What to do ▸ Each entry below is to be printed verbatim.
───── The data
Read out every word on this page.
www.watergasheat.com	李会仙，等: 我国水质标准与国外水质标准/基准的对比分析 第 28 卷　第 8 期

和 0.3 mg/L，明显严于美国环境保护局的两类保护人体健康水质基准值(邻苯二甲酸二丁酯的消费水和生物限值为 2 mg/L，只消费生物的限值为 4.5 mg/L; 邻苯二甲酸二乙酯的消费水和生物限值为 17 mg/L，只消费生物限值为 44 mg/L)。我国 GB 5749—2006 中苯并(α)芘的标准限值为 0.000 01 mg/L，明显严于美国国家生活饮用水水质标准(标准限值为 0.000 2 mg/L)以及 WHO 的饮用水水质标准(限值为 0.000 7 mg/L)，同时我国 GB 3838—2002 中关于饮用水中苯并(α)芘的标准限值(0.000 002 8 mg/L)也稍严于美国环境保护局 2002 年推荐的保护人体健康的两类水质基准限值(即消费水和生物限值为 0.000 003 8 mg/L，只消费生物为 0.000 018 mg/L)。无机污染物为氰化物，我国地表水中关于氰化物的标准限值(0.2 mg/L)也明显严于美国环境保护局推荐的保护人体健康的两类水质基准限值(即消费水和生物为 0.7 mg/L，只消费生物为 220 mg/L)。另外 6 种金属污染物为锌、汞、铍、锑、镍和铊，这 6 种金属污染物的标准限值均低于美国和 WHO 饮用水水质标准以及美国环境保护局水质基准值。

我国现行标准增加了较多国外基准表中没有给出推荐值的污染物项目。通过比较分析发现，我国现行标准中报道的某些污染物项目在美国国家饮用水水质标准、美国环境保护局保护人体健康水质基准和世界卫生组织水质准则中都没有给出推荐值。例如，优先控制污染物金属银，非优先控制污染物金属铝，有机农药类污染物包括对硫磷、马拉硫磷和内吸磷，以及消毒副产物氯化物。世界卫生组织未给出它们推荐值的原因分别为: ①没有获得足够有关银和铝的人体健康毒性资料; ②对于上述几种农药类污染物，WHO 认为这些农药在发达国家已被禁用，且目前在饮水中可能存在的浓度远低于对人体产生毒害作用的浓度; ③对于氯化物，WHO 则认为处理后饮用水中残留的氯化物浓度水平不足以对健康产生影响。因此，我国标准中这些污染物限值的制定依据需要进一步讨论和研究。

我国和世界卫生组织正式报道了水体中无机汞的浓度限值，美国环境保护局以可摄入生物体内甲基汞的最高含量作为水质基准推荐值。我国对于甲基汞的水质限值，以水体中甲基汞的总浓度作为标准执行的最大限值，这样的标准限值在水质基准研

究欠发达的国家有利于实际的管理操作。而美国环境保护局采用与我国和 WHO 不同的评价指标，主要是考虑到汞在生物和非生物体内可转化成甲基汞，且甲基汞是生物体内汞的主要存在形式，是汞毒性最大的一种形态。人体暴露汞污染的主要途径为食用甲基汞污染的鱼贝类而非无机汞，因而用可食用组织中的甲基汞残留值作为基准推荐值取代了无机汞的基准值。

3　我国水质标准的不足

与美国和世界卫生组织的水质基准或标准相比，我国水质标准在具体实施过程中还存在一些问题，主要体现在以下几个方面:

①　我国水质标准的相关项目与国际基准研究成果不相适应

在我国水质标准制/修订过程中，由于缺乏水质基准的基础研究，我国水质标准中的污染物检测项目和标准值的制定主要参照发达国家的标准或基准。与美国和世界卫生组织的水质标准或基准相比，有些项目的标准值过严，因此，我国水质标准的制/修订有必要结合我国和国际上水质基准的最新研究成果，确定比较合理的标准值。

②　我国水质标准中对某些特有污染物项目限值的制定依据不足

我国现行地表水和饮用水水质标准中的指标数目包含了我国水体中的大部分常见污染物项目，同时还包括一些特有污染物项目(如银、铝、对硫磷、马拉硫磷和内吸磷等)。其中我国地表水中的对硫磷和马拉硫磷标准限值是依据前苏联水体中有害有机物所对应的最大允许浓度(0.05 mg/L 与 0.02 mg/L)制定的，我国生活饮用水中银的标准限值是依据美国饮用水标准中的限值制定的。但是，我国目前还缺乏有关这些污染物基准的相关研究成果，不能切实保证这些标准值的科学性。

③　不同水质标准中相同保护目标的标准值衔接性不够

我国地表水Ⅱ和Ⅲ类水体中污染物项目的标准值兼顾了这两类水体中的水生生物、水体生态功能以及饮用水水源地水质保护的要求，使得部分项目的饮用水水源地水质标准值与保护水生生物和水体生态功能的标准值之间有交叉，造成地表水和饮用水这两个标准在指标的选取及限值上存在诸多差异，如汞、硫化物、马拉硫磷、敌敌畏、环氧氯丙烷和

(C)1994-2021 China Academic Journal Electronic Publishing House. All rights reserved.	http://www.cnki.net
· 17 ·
──────────
Result ▸
Read out every word on this page.
www.watergasheat.com	李会仙，等: 我国水质标准与国外水质标准/基准的对比分析 第 28 卷　第 8 期

和 0.3 mg/L，明显严于美国环境保护局的两类保护人体健康水质基准值(邻苯二甲酸二丁酯的消费水和生物限值为 2 mg/L，只消费生物的限值为 4.5 mg/L; 邻苯二甲酸二乙酯的消费水和生物限值为 17 mg/L，只消费生物限值为 44 mg/L)。我国 GB 5749—2006 中苯并(α)芘的标准限值为 0.000 01 mg/L，明显严于美国国家生活饮用水水质标准(标准限值为 0.000 2 mg/L)以及 WHO 的饮用水水质标准(限值为 0.000 7 mg/L)，同时我国 GB 3838—2002 中关于饮用水中苯并(α)芘的标准限值(0.000 002 8 mg/L)也稍严于美国环境保护局 2002 年推荐的保护人体健康的两类水质基准限值(即消费水和生物限值为 0.000 003 8 mg/L，只消费生物为 0.000 018 mg/L)。无机污染物为氰化物，我国地表水中关于氰化物的标准限值(0.2 mg/L)也明显严于美国环境保护局推荐的保护人体健康的两类水质基准限值(即消费水和生物为 0.7 mg/L，只消费生物为 220 mg/L)。另外 6 种金属污染物为锌、汞、铍、锑、镍和铊，这 6 种金属污染物的标准限值均低于美国和 WHO 饮用水水质标准以及美国环境保护局水质基准值。

我国现行标准增加了较多国外基准表中没有给出推荐值的污染物项目。通过比较分析发现，我国现行标准中报道的某些污染物项目在美国国家饮用水水质标准、美国环境保护局保护人体健康水质基准和世界卫生组织水质准则中都没有给出推荐值。例如，优先控制污染物金属银，非优先控制污染物金属铝，有机农药类污染物包括对硫磷、马拉硫磷和内吸磷，以及消毒副产物氯化物。世界卫生组织未给出它们推荐值的原因分别为: ①没有获得足够有关银和铝的人体健康毒性资料; ②对于上述几种农药类污染物，WHO 认为这些农药在发达国家已被禁用，且目前在饮水中可能存在的浓度远低于对人体产生毒害作用的浓度; ③对于氯化物，WHO 则认为处理后饮用水中残留的氯化物浓度水平不足以对健康产生影响。因此，我国标准中这些污染物限值的制定依据需要进一步讨论和研究。

我国和世界卫生组织正式报道了水体中无机汞的浓度限值，美国环境保护局以可摄入生物体内甲基汞的最高含量作为水质基准推荐值。我国对于甲基汞的水质限值，以水体中甲基汞的总浓度作为标准执行的最大限值，这样的标准限值在水质基准研

究欠发达的国家有利于实际的管理操作。而美国环境保护局采用与我国和 WHO 不同的评价指标，主要是考虑到汞在生物和非生物体内可转化成甲基汞，且甲基汞是生物体内汞的主要存在形式，是汞毒性最大的一种形态。人体暴露汞污染的主要途径为食用甲基汞污染的鱼贝类而非无机汞，因而用可食用组织中的甲基汞残留值作为基准推荐值取代了无机汞的基准值。

3　我国水质标准的不足

与美国和世界卫生组织的水质基准或标准相比，我国水质标准在具体实施过程中还存在一些问题，主要体现在以下几个方面:

①　我国水质标准的相关项目与国际基准研究成果不相适应

在我国水质标准制/修订过程中，由于缺乏水质基准的基础研究，我国水质标准中的污染物检测项目和标准值的制定主要参照发达国家的标准或基准。与美国和世界卫生组织的水质标准或基准相比，有些项目的标准值过严，因此，我国水质标准的制/修订有必要结合我国和国际上水质基准的最新研究成果，确定比较合理的标准值。

②　我国水质标准中对某些特有污染物项目限值的制定依据不足

我国现行地表水和饮用水水质标准中的指标数目包含了我国水体中的大部分常见污染物项目，同时还包括一些特有污染物项目(如银、铝、对硫磷、马拉硫磷和内吸磷等)。其中我国地表水中的对硫磷和马拉硫磷标准限值是依据前苏联水体中有害有机物所对应的最大允许浓度(0.05 mg/L 与 0.02 mg/L)制定的，我国生活饮用水中银的标准限值是依据美国饮用水标准中的限值制定的。但是，我国目前还缺乏有关这些污染物基准的相关研究成果，不能切实保证这些标准值的科学性。

③　不同水质标准中相同保护目标的标准值衔接性不够

我国地表水Ⅱ和Ⅲ类水体中污染物项目的标准值兼顾了这两类水体中的水生生物、水体生态功能以及饮用水水源地水质保护的要求，使得部分项目的饮用水水源地水质标准值与保护水生生物和水体生态功能的标准值之间有交叉，造成地表水和饮用水这两个标准在指标的选取及限值上存在诸多差异，如汞、硫化物、马拉硫磷、敌敌畏、环氧氯丙烷和

(C)1994-2021 China Academic Journal Electronic Publishing House. All rights reserved.	http://www.cnki.net
· 17 ·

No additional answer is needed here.